Your objective: Copy every line of the records below word for word, leaving out the pictures.

Excerpted records:
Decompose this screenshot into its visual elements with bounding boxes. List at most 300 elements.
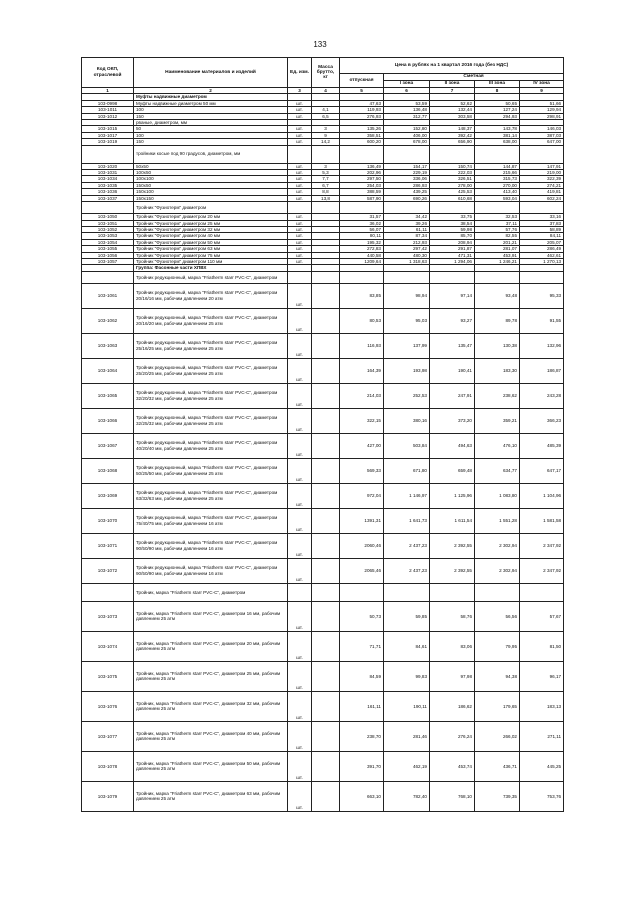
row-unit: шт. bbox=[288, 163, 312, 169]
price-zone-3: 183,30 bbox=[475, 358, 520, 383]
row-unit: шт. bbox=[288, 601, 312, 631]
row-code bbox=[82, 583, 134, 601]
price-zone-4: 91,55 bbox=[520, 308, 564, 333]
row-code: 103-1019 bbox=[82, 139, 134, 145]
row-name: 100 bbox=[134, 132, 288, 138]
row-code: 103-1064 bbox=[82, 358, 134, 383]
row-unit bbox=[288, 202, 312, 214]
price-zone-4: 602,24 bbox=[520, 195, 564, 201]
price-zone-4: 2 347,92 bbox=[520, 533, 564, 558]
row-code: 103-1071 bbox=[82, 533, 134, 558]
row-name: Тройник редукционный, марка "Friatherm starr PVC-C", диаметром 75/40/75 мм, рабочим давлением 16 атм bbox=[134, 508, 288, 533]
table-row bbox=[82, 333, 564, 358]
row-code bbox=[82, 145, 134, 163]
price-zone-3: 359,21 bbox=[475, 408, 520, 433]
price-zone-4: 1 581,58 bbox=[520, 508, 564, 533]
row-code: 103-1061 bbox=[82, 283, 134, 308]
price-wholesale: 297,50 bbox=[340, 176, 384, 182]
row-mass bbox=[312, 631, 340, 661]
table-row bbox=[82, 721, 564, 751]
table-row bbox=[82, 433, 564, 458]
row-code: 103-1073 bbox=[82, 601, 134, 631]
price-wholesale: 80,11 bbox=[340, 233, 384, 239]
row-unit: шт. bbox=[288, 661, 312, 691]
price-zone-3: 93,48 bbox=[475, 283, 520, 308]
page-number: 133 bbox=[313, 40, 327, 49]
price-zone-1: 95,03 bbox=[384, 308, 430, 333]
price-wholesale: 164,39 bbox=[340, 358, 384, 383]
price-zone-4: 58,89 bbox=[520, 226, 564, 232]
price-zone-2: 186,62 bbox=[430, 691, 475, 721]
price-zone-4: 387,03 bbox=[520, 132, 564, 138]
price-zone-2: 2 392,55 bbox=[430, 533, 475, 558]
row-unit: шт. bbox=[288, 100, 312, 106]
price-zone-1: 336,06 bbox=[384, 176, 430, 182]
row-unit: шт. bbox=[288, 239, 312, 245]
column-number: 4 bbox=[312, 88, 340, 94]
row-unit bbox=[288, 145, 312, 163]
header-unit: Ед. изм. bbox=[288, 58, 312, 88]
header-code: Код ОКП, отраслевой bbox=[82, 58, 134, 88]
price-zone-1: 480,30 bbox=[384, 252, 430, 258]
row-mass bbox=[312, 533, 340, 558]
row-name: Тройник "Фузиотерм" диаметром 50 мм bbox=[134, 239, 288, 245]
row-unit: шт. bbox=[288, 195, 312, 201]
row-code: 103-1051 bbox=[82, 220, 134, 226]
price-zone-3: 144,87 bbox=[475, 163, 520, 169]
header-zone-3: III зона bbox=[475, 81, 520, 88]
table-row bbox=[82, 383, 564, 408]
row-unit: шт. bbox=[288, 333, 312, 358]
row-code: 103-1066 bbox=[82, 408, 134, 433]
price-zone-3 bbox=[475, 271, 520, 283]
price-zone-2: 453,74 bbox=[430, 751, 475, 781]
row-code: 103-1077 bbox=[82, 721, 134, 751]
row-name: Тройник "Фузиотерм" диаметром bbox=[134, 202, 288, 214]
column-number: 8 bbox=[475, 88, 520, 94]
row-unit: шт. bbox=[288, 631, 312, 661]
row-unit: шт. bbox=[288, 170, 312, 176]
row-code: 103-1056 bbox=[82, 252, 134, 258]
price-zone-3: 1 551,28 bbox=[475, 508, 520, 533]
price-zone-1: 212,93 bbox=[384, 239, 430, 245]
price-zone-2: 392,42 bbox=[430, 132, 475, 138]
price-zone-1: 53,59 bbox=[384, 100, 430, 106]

The completed task:
Decompose this screenshot into its visual elements with bounding boxes. List at most 300 elements.
row-unit: шт. bbox=[288, 163, 312, 169]
price-zone-3: 183,30 bbox=[475, 358, 520, 383]
row-unit: шт. bbox=[288, 601, 312, 631]
row-code bbox=[82, 583, 134, 601]
price-zone-4: 91,55 bbox=[520, 308, 564, 333]
row-code: 103-1019 bbox=[82, 139, 134, 145]
row-name: 100 bbox=[134, 132, 288, 138]
row-code: 103-1064 bbox=[82, 358, 134, 383]
row-unit bbox=[288, 202, 312, 214]
price-zone-4: 602,24 bbox=[520, 195, 564, 201]
price-zone-4: 2 347,92 bbox=[520, 533, 564, 558]
row-code: 103-1071 bbox=[82, 533, 134, 558]
row-name: Тройник редукционный, марка "Friatherm starr PVC-C", диаметром 75/40/75 мм, рабочим давлением 16 атм bbox=[134, 508, 288, 533]
table-row bbox=[82, 333, 564, 358]
row-code bbox=[82, 145, 134, 163]
price-zone-3: 359,21 bbox=[475, 408, 520, 433]
price-zone-4: 1 581,58 bbox=[520, 508, 564, 533]
row-code: 103-1061 bbox=[82, 283, 134, 308]
price-wholesale: 297,50 bbox=[340, 176, 384, 182]
row-mass bbox=[312, 631, 340, 661]
table-row bbox=[82, 721, 564, 751]
table-row bbox=[82, 433, 564, 458]
row-code: 103-1073 bbox=[82, 601, 134, 631]
price-wholesale: 80,11 bbox=[340, 233, 384, 239]
row-unit: шт. bbox=[288, 661, 312, 691]
price-zone-3: 93,48 bbox=[475, 283, 520, 308]
page-number: 133 bbox=[313, 40, 327, 49]
price-zone-1: 95,03 bbox=[384, 308, 430, 333]
price-wholesale: 164,39 bbox=[340, 358, 384, 383]
price-zone-4: 58,89 bbox=[520, 226, 564, 232]
price-zone-2: 186,62 bbox=[430, 691, 475, 721]
price-zone-4: 387,03 bbox=[520, 132, 564, 138]
price-zone-2: 2 392,55 bbox=[430, 533, 475, 558]
row-unit: шт. bbox=[288, 100, 312, 106]
price-zone-1: 336,06 bbox=[384, 176, 430, 182]
row-unit: шт. bbox=[288, 239, 312, 245]
column-number: 4 bbox=[312, 88, 340, 94]
row-unit bbox=[288, 145, 312, 163]
header-unit: Ед. изм. bbox=[288, 58, 312, 88]
header-code: Код ОКП, отраслевой bbox=[82, 58, 134, 88]
price-zone-1: 480,30 bbox=[384, 252, 430, 258]
row-mass bbox=[312, 533, 340, 558]
row-name: Тройник "Фузиотерм" диаметром 50 мм bbox=[134, 239, 288, 245]
row-unit: шт. bbox=[288, 195, 312, 201]
row-code: 103-1051 bbox=[82, 220, 134, 226]
price-zone-3: 144,87 bbox=[475, 163, 520, 169]
header-zone-3: III зона bbox=[475, 81, 520, 88]
table-row bbox=[82, 383, 564, 408]
row-unit: шт. bbox=[288, 333, 312, 358]
row-code: 103-1066 bbox=[82, 408, 134, 433]
price-zone-3 bbox=[475, 271, 520, 283]
price-zone-2: 453,74 bbox=[430, 751, 475, 781]
row-code: 103-1077 bbox=[82, 721, 134, 751]
row-name: Тройник "Фузиотерм" диаметром bbox=[134, 202, 288, 214]
column-number: 8 bbox=[475, 88, 520, 94]
row-unit: шт. bbox=[288, 631, 312, 661]
row-unit: шт. bbox=[288, 170, 312, 176]
row-code: 103-1056 bbox=[82, 252, 134, 258]
price-zone-3: 1 551,28 bbox=[475, 508, 520, 533]
price-zone-1: 212,93 bbox=[384, 239, 430, 245]
price-zone-2: 392,42 bbox=[430, 132, 475, 138]
price-zone-1: 53,59 bbox=[384, 100, 430, 106]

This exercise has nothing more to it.